» Exercise
Copy out each line of the material below that holds the string "position".

» Listed records
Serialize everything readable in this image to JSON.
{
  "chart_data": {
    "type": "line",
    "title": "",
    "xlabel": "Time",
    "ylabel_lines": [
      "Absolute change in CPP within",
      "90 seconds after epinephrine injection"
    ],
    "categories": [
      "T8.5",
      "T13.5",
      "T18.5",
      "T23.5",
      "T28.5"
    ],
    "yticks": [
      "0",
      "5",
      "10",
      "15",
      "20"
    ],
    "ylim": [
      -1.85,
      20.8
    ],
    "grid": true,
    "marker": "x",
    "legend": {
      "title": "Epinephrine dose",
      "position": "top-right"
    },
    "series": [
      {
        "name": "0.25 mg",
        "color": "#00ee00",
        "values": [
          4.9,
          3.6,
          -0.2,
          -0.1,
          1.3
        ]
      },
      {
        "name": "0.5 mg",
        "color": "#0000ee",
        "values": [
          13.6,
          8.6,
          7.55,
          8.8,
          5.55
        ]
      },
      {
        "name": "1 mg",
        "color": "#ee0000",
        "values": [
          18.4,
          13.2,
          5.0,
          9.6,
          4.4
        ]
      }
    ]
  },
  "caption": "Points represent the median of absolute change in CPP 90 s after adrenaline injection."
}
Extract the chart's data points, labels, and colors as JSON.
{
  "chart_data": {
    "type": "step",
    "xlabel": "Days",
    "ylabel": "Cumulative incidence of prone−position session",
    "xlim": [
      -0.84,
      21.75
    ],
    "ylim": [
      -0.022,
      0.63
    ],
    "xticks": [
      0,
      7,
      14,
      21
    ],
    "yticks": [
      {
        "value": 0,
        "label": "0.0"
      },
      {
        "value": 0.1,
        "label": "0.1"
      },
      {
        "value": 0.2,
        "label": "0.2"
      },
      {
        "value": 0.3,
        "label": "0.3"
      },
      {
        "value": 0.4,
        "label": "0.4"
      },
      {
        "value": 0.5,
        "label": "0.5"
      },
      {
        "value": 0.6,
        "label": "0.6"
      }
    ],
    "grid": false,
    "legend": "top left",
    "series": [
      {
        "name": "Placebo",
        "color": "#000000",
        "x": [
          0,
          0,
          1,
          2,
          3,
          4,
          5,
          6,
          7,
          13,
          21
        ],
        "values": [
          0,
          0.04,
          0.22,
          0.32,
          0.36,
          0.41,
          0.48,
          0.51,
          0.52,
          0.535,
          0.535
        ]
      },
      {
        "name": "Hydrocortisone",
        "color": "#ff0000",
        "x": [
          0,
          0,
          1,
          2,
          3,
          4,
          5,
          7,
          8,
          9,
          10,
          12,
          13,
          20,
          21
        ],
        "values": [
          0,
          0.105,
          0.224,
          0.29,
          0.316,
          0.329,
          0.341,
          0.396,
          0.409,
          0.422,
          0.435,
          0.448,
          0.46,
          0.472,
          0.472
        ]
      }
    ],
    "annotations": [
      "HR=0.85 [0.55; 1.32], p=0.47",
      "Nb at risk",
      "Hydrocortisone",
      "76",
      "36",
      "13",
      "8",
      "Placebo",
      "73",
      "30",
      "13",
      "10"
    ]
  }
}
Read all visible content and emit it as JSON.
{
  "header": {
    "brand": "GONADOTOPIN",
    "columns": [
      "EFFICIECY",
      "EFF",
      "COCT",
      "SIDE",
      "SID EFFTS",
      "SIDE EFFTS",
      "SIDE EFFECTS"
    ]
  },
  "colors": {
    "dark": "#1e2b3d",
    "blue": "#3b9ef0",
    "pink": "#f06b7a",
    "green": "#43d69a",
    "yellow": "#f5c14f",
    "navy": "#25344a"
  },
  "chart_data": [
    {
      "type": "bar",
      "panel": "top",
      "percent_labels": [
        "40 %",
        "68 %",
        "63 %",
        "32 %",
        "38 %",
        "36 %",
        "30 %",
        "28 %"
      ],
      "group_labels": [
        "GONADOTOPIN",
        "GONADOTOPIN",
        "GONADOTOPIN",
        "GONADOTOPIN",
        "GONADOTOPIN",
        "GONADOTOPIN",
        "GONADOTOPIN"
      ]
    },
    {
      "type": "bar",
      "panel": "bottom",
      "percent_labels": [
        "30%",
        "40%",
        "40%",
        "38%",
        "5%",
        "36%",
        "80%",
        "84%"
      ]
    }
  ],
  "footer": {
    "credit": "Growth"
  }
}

» Result below
      "position": "top-right"
    "ylabel": "Cumulative incidence of prone−position session",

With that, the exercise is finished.